EXERCISE OBJECTIVE = Identify every line in the entries below that contains the string "logo", and copy each one; case counts.

SUPPLIED MATERIAL =
┌──

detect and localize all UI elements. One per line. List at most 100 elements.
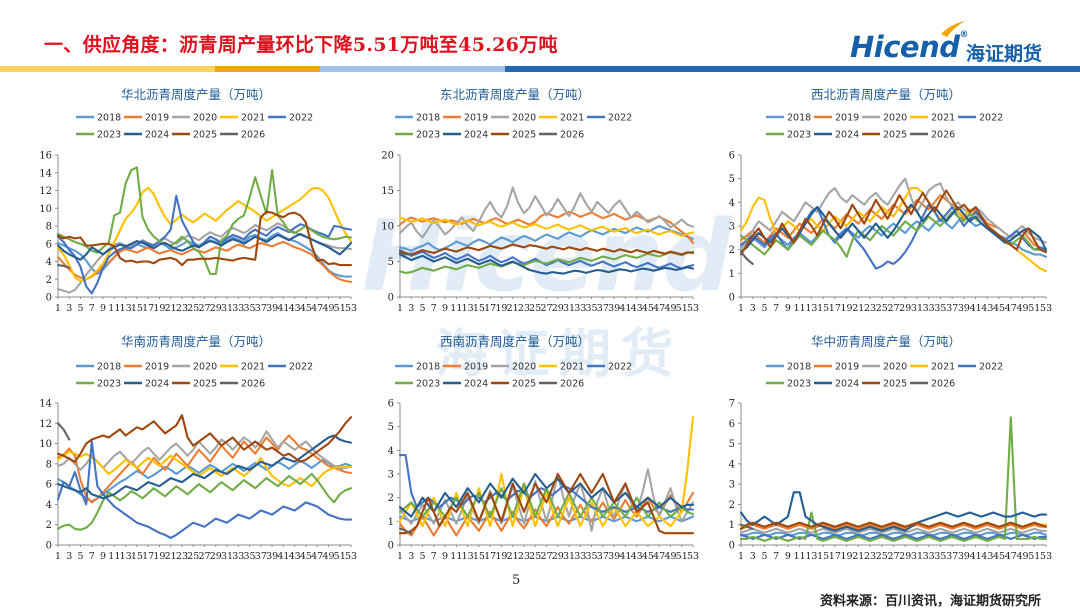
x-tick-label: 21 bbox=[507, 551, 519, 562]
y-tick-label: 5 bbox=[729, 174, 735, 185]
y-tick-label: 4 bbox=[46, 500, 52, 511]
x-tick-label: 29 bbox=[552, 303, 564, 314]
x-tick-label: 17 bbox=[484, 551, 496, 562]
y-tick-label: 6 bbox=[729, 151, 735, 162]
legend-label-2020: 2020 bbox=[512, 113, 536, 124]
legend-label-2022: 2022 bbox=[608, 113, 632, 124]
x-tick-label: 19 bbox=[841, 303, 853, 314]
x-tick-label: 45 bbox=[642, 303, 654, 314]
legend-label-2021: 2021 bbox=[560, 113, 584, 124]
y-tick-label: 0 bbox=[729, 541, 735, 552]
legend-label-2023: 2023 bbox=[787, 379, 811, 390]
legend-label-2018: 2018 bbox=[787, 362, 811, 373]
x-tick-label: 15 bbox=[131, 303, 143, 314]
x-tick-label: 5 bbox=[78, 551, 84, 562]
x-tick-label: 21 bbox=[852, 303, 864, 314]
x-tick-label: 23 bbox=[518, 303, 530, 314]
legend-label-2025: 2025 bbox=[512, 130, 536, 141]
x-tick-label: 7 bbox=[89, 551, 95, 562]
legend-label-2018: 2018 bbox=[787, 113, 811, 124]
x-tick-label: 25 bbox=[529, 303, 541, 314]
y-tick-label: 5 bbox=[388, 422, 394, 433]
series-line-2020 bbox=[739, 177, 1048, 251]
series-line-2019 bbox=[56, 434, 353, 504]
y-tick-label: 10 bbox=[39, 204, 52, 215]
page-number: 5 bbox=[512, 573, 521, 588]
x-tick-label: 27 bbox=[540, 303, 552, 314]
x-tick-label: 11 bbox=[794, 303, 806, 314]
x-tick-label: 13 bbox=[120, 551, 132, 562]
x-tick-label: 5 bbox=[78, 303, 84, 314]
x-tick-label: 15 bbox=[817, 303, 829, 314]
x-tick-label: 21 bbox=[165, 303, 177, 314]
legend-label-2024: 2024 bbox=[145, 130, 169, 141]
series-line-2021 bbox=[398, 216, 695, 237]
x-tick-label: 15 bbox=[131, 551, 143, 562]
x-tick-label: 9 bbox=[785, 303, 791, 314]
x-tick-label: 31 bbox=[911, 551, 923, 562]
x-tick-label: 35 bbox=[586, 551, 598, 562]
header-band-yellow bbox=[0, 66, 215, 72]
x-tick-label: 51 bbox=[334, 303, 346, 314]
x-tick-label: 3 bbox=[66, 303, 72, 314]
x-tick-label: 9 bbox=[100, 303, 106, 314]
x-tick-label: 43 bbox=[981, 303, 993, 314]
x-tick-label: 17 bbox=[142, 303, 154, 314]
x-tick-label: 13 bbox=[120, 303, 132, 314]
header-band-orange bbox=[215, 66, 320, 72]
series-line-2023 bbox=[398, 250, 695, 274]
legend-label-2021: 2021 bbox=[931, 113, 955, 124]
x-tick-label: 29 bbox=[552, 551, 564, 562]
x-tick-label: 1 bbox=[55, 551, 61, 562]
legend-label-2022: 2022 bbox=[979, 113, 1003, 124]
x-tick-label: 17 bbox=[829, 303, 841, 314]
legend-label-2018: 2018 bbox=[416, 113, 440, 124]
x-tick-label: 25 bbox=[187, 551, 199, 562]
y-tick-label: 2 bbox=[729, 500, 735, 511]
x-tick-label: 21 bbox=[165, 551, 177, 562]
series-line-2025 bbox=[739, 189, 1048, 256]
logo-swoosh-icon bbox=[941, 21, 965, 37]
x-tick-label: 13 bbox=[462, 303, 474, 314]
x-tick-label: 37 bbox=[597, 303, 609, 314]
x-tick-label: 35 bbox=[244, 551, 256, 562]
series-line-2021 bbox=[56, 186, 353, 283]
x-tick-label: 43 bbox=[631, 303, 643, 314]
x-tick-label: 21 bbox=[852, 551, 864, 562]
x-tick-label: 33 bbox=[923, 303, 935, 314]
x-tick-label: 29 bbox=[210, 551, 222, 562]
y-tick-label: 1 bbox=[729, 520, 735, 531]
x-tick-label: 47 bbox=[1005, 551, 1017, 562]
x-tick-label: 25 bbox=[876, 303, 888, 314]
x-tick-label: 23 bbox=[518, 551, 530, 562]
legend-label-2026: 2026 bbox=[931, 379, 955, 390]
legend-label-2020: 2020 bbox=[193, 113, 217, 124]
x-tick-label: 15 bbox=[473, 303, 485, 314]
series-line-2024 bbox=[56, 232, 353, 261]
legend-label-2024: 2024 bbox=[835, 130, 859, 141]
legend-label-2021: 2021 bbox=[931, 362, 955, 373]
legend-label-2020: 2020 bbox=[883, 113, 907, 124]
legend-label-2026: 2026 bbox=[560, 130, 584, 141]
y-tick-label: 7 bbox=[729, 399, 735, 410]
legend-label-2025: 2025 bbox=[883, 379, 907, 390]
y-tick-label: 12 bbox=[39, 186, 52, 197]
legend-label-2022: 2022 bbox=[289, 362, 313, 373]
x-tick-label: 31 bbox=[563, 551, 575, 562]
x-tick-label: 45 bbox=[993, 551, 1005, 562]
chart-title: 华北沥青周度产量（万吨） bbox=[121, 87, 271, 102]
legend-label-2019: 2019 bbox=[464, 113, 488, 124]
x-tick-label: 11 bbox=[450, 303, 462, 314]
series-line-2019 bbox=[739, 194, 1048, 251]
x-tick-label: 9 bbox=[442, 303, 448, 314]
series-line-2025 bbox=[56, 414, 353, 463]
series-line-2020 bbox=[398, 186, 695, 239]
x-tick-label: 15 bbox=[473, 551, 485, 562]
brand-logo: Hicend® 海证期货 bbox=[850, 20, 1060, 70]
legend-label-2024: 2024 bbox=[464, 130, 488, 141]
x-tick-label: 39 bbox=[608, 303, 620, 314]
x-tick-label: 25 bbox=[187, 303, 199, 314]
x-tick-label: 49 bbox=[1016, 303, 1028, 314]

└──

WRITTEN RESPONSE =
logo-swoosh-icon bbox=[941, 21, 965, 37]
brand-logo: Hicend® 海证期货 bbox=[850, 20, 1060, 70]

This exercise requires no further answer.